> _Seu objetivo_
Reúna cada linha das entradas abaixo em que aparece a palavra "scaling".

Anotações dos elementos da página
________

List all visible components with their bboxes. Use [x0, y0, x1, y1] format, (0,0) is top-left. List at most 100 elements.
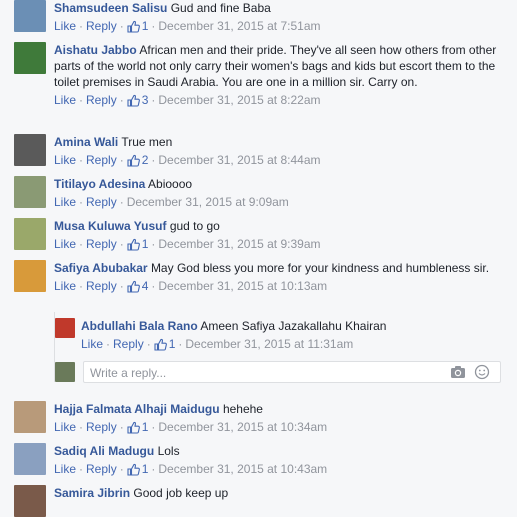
- camera-icon[interactable]: [450, 365, 466, 379]
- reply-button[interactable]: Reply: [86, 153, 117, 167]
- thumbs-up-icon[interactable]: [127, 238, 140, 251]
- comment-actions: Like · Reply · December 31, 2015 at 9:09am: [54, 194, 514, 210]
- like-button[interactable]: Like: [54, 237, 76, 251]
- comment-text: Gud and fine Baba: [170, 1, 271, 15]
- avatar[interactable]: [14, 401, 46, 433]
- timestamp[interactable]: December 31, 2015 at 7:51am: [158, 19, 320, 33]
- reply-button[interactable]: Reply: [86, 279, 117, 293]
- thumbs-up-icon[interactable]: [127, 154, 140, 167]
- like-button[interactable]: Like: [54, 153, 76, 167]
- timestamp[interactable]: December 31, 2015 at 8:22am: [158, 93, 320, 107]
- comment-body: Shamsudeen Salisu Gud and fine Baba Like ·…: [54, 0, 514, 34]
- avatar[interactable]: [14, 218, 46, 250]
- timestamp[interactable]: December 31, 2015 at 9:09am: [127, 195, 289, 209]
- separator: ·: [79, 279, 84, 293]
- author-name[interactable]: Samira Jibrin: [54, 486, 130, 500]
- reply-button[interactable]: Reply: [86, 237, 117, 251]
- timestamp[interactable]: December 31, 2015 at 8:44am: [158, 153, 320, 167]
- comment-text: True men: [121, 135, 173, 149]
- separator: ·: [79, 19, 84, 33]
- emoji-icon[interactable]: [474, 364, 490, 380]
- separator: ·: [151, 93, 156, 107]
- like-button[interactable]: Like: [54, 93, 76, 107]
- reply-button[interactable]: Reply: [113, 337, 144, 351]
- author-name[interactable]: Musa Kuluwa Yusuf: [54, 219, 166, 233]
- comment-body: Musa Kuluwa Yusuf gud to go Like · Reply · 1 ·…: [54, 218, 514, 252]
- author-name[interactable]: Shamsudeen Salisu: [54, 1, 167, 15]
- like-button[interactable]: Like: [54, 19, 76, 33]
- thumbs-up-icon[interactable]: [127, 20, 140, 33]
- reply-input-wrapper[interactable]: [83, 361, 501, 383]
- author-name[interactable]: Abdullahi Bala Rano: [81, 319, 198, 333]
- comment-actions: Like · Reply · 1 · December 31, 2015 at 11:31a…: [81, 336, 495, 352]
- author-name[interactable]: Titilayo Adesina: [54, 177, 145, 191]
- author-name[interactable]: Hajja Falmata Alhaji Maidugu: [54, 402, 220, 416]
- comment-actions: Like · Reply · 1 · December 31, 2015 at 7:51am: [54, 18, 514, 34]
- timestamp[interactable]: December 31, 2015 at 10:34am: [158, 420, 327, 434]
- avatar[interactable]: [14, 0, 46, 32]
- comment-text: May God bless you more for your kindness…: [150, 261, 490, 275]
- like-button[interactable]: Like: [54, 279, 76, 293]
- separator: ·: [119, 195, 124, 209]
- comment-actions: Like · Reply · 2 · December 31, 2015 at 8:44am: [54, 152, 514, 168]
- avatar[interactable]: [14, 134, 46, 166]
- like-button[interactable]: Like: [54, 420, 76, 434]
- separator: ·: [119, 279, 124, 293]
- comment-actions: Like · Reply · 1 · December 31, 2015 at 10:43a…: [54, 461, 514, 477]
- comment-text: Ameen Safiya Jazakallahu Khairan: [200, 319, 387, 333]
- separator: ·: [79, 93, 84, 107]
- avatar[interactable]: [14, 485, 46, 517]
- separator: ·: [119, 19, 124, 33]
- thumbs-up-icon[interactable]: [127, 280, 140, 293]
- reply-button[interactable]: Reply: [86, 420, 117, 434]
- author-name[interactable]: Sadiq Ali Madugu: [54, 444, 154, 458]
- reply-button[interactable]: Reply: [86, 93, 117, 107]
- like-button[interactable]: Like: [54, 462, 76, 476]
- separator: ·: [151, 279, 156, 293]
- separator: ·: [119, 462, 124, 476]
- author-name[interactable]: Amina Wali: [54, 135, 118, 149]
- separator: ·: [79, 237, 84, 251]
- reply-button[interactable]: Reply: [86, 195, 117, 209]
- reply-composer: [55, 361, 501, 383]
- separator: ·: [119, 93, 124, 107]
- comment-text: hehehe: [222, 402, 263, 416]
- comment-body: Aishatu Jabbo African men and their prid…: [54, 42, 514, 108]
- timestamp[interactable]: December 31, 2015 at 10:43am: [158, 462, 327, 476]
- reply-button[interactable]: Reply: [86, 462, 117, 476]
- separator: ·: [151, 462, 156, 476]
- timestamp[interactable]: December 31, 2015 at 9:39am: [158, 237, 320, 251]
- comment-actions: Like · Reply · 3 · December 31, 2015 at 8:22am: [54, 92, 514, 108]
- reply-input[interactable]: [88, 364, 422, 382]
- thumbs-up-icon[interactable]: [127, 421, 140, 434]
- avatar[interactable]: [55, 362, 75, 382]
- avatar[interactable]: [55, 318, 75, 338]
- comment-text: Good job keep up: [133, 486, 229, 500]
- thumbs-up-icon[interactable]: [127, 94, 140, 107]
- author-name[interactable]: Aishatu Jabbo: [54, 43, 137, 57]
- avatar[interactable]: [14, 42, 46, 74]
- author-name[interactable]: Safiya Abubakar: [54, 261, 148, 275]
- comment-body: Amina Wali True men Like · Reply · 2 · December…: [54, 134, 514, 168]
- reply-button[interactable]: Reply: [86, 19, 117, 33]
- separator: ·: [151, 153, 156, 167]
- comment-body: Titilayo Adesina Abioooo Like · Reply · Decem…: [54, 176, 514, 210]
- like-button[interactable]: Like: [54, 195, 76, 209]
- timestamp[interactable]: December 31, 2015 at 11:31am: [185, 337, 353, 351]
- comment-text: gud to go: [169, 219, 220, 233]
- comment-body: Safiya Abubakar May God bless you more f…: [54, 260, 514, 294]
- comment-text: Abioooo: [148, 177, 193, 191]
- separator: ·: [178, 337, 183, 351]
- comment-body: Abdullahi Bala Rano Ameen Safiya Jazakal…: [81, 318, 495, 352]
- avatar[interactable]: [14, 176, 46, 208]
- timestamp[interactable]: December 31, 2015 at 10:13am: [158, 279, 327, 293]
- avatar[interactable]: [14, 260, 46, 292]
- separator: ·: [119, 420, 124, 434]
- thumbs-up-icon[interactable]: [154, 338, 167, 351]
- thumbs-up-icon[interactable]: [127, 463, 140, 476]
- separator: ·: [79, 195, 84, 209]
- avatar[interactable]: [14, 443, 46, 475]
- separator: ·: [79, 462, 84, 476]
- like-button[interactable]: Like: [81, 337, 103, 351]
- comment-body: Sadiq Ali Madugu Lols Like · Reply · 1 · Decemb…: [54, 443, 514, 477]
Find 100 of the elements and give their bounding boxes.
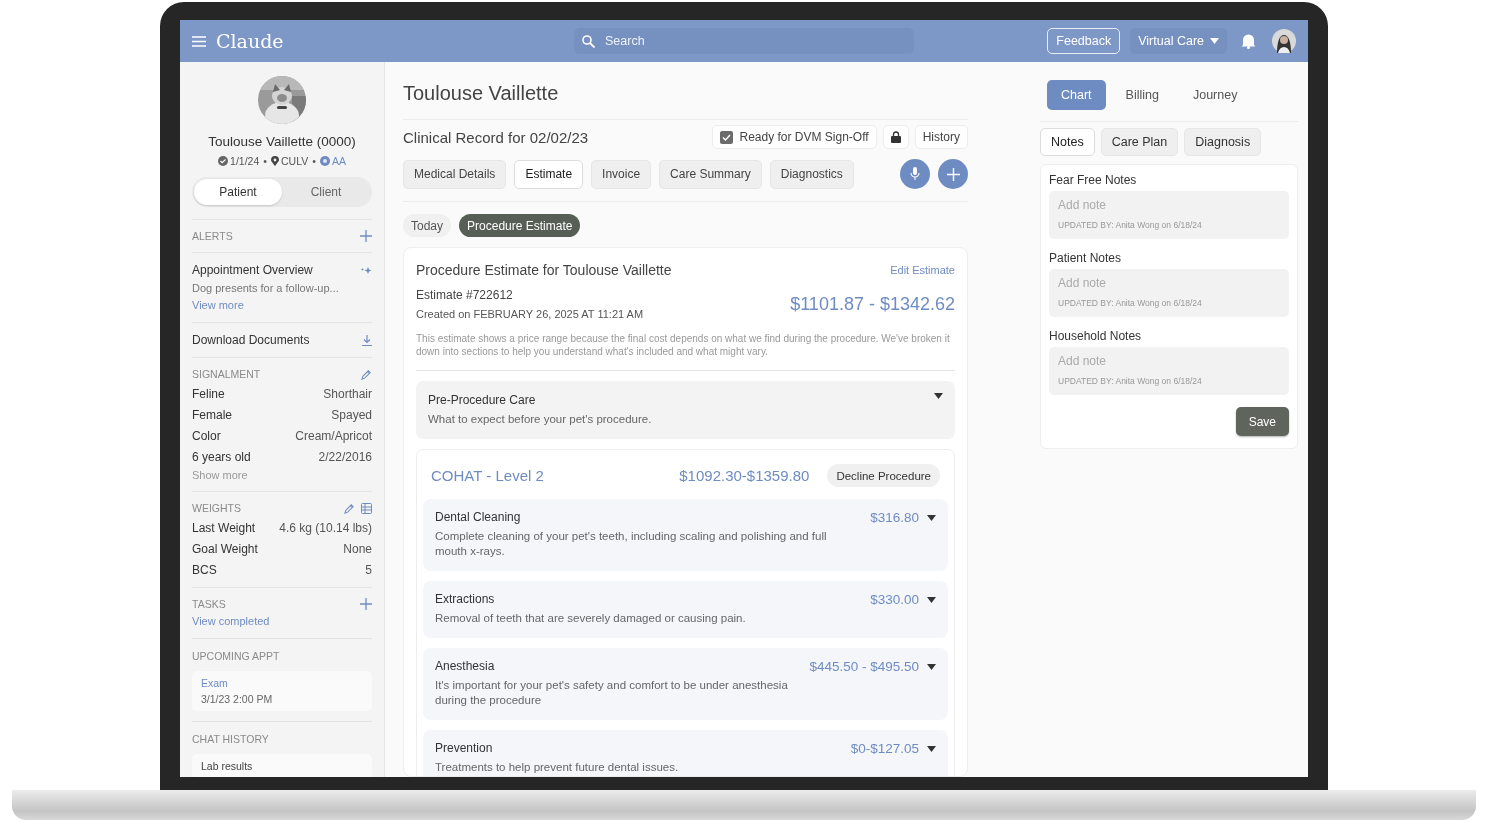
- edit-estimate-link[interactable]: Edit Estimate: [890, 264, 955, 276]
- table-icon[interactable]: [361, 502, 372, 514]
- appointment-card[interactable]: Exam 3/1/23 2:00 PM: [192, 671, 372, 711]
- section-title: Pre-Procedure Care: [428, 393, 537, 407]
- notes-tab[interactable]: Diagnosis: [1184, 128, 1262, 156]
- notes-tab[interactable]: Notes: [1040, 128, 1095, 156]
- item-title: Dental Cleaning: [435, 510, 522, 524]
- notes-title: Household Notes: [1049, 329, 1143, 343]
- app-logo: Claude: [216, 30, 284, 52]
- procedure-item[interactable]: Extractions Removal of teeth that are severely damaged or causing pain. $330.00: [423, 581, 948, 638]
- caret-icon[interactable]: [927, 745, 936, 752]
- sub-tab[interactable]: Procedure Estimate: [459, 214, 581, 237]
- item-price: $0-$127.05: [850, 741, 919, 756]
- checkbox[interactable]: [720, 130, 734, 144]
- chart-tab[interactable]: Billing: [1111, 80, 1173, 110]
- field-value: Spayed: [331, 408, 372, 422]
- caret-icon[interactable]: [927, 663, 936, 670]
- section-label: CHAT HISTORY: [192, 733, 269, 745]
- item-price: $445.50 - $495.50: [809, 659, 919, 674]
- menu-icon[interactable]: [192, 35, 206, 47]
- field-label: 6 years old: [192, 450, 251, 464]
- appointment-time: 3/1/23 2:00 PM: [201, 693, 274, 705]
- decline-procedure-button[interactable]: Decline Procedure: [827, 464, 940, 487]
- check-circle-icon: [218, 156, 229, 166]
- patient-name: Toulouse Vaillette (0000): [208, 134, 356, 149]
- note-input[interactable]: Add note: [1058, 198, 1280, 212]
- procedure-price: $1092.30-$1359.80: [679, 467, 810, 484]
- field-value: None: [343, 542, 372, 556]
- estimate-title: Procedure Estimate for Toulouse Vaillette: [416, 262, 672, 278]
- add-button[interactable]: [938, 159, 968, 189]
- procedure-item[interactable]: Prevention Treatments to help prevent future dental issues. $0-$127.05: [423, 730, 948, 776]
- search-field[interactable]: Search: [574, 28, 914, 54]
- search-input[interactable]: Search: [603, 33, 906, 49]
- item-description: It's important for your pet's safety and comfort to be under anesthesia during the procedure: [435, 678, 789, 708]
- caret-icon[interactable]: [927, 596, 936, 603]
- field-label: Feline: [192, 387, 225, 401]
- plus-icon[interactable]: [360, 230, 372, 242]
- patient-meta: 1/1/24: [230, 155, 260, 167]
- bell-icon[interactable]: [1241, 33, 1256, 49]
- notes-tab[interactable]: Care Plan: [1100, 128, 1179, 156]
- field-label: Goal Weight: [192, 542, 258, 556]
- history-button[interactable]: History: [914, 125, 968, 149]
- item-price: $330.00: [870, 592, 919, 607]
- microphone-icon: [910, 167, 920, 181]
- patient-meta: CULV: [280, 155, 309, 167]
- field-label: BCS: [192, 563, 217, 577]
- patient-title: Toulouse Vaillette: [403, 82, 560, 106]
- record-tab[interactable]: Medical Details: [403, 159, 507, 189]
- item-title: Extractions: [435, 592, 496, 606]
- chart-tab[interactable]: Journey: [1178, 80, 1252, 110]
- pre-procedure-section[interactable]: Pre-Procedure Care What to expect before your pet's procedure.: [416, 381, 955, 439]
- lock-button[interactable]: [882, 125, 909, 149]
- item-description: Removal of teeth that are severely damaged or causing pain.: [435, 611, 747, 626]
- separator-dot: •: [312, 155, 316, 167]
- record-title: Clinical Record for 02/02/23: [403, 128, 590, 146]
- plus-icon[interactable]: [360, 598, 372, 610]
- field-label: Female: [192, 408, 232, 422]
- download-icon[interactable]: [362, 334, 372, 346]
- appointment-summary: Dog presents for a follow-up...: [192, 282, 340, 294]
- field-value: Cream/Apricot: [295, 429, 372, 443]
- section-label: ALERTS: [192, 230, 233, 242]
- section-label: WEIGHTS: [192, 502, 241, 514]
- updated-by-text: UPDATED BY: Anita Wong on 6/18/24: [1058, 376, 1203, 386]
- vet-badge-icon: [319, 156, 330, 166]
- item-description: Complete cleaning of your pet's teeth, including scaling and polishing and full mouth x-rays.: [435, 529, 828, 559]
- field-value: 2/22/2016: [318, 450, 372, 464]
- save-button[interactable]: Save: [1235, 407, 1289, 436]
- user-avatar[interactable]: [1272, 29, 1296, 53]
- procedure-item[interactable]: Anesthesia It's important for your pet's safety and comfort to be under anesthesia during the procedure $445.50 - $495.50: [423, 648, 948, 720]
- toggle-option[interactable]: Client: [282, 179, 370, 205]
- item-title: Prevention: [435, 741, 494, 755]
- estimate-total: $1101.87 - $1342.62: [790, 293, 955, 315]
- caret-icon[interactable]: [934, 393, 943, 399]
- sub-tab[interactable]: Today: [403, 214, 452, 237]
- item-title: Anesthesia: [435, 659, 496, 673]
- note-input[interactable]: Add note: [1058, 354, 1280, 368]
- record-tab[interactable]: Diagnostics: [769, 159, 854, 189]
- created-date: Created on FEBRUARY 26, 2025 AT 11:21 AM: [416, 308, 644, 320]
- field-label: Last Weight: [192, 521, 256, 535]
- sign-off-checkbox[interactable]: Ready for DVM Sign-Off: [712, 125, 877, 149]
- pencil-icon[interactable]: [361, 368, 372, 380]
- field-value: 4.6 kg (10.14 lbs): [279, 521, 372, 535]
- chat-item[interactable]: Lab results: [192, 754, 372, 777]
- caret-icon[interactable]: [927, 514, 936, 521]
- download-documents-link[interactable]: Download Documents: [192, 333, 310, 347]
- record-tab[interactable]: Care Summary: [659, 159, 762, 189]
- record-tab[interactable]: Invoice: [591, 159, 652, 189]
- microphone-button[interactable]: [900, 159, 930, 189]
- record-tab[interactable]: Estimate: [514, 159, 584, 189]
- field-value: Shorthair: [323, 387, 372, 401]
- procedure-name: COHAT - Level 2: [431, 467, 545, 484]
- section-description: What to expect before your pet's procedure.: [428, 412, 652, 427]
- toggle-option[interactable]: Patient: [194, 179, 282, 205]
- field-label: Color: [192, 429, 221, 443]
- lock-icon: [890, 131, 901, 143]
- note-input[interactable]: Add note: [1058, 276, 1280, 290]
- section-label: TASKS: [192, 598, 226, 610]
- procedure-item[interactable]: Dental Cleaning Complete cleaning of your pet's teeth, including scaling and polishing and full mouth x-rays. $316.80: [423, 499, 948, 571]
- location-pin-icon: [270, 156, 279, 166]
- pencil-icon[interactable]: [344, 502, 355, 514]
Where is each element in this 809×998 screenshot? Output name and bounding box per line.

________

> _Solução do exercício_
- item-description: Complete cleaning of your pet's teeth, including scaling and polishing and full mouth x-rays.: [435, 529, 828, 559]
- procedure-item[interactable]: Dental Cleaning Complete cleaning of your pet's teeth, including scaling and polishing and full mouth x-rays. $316.80: [423, 499, 948, 571]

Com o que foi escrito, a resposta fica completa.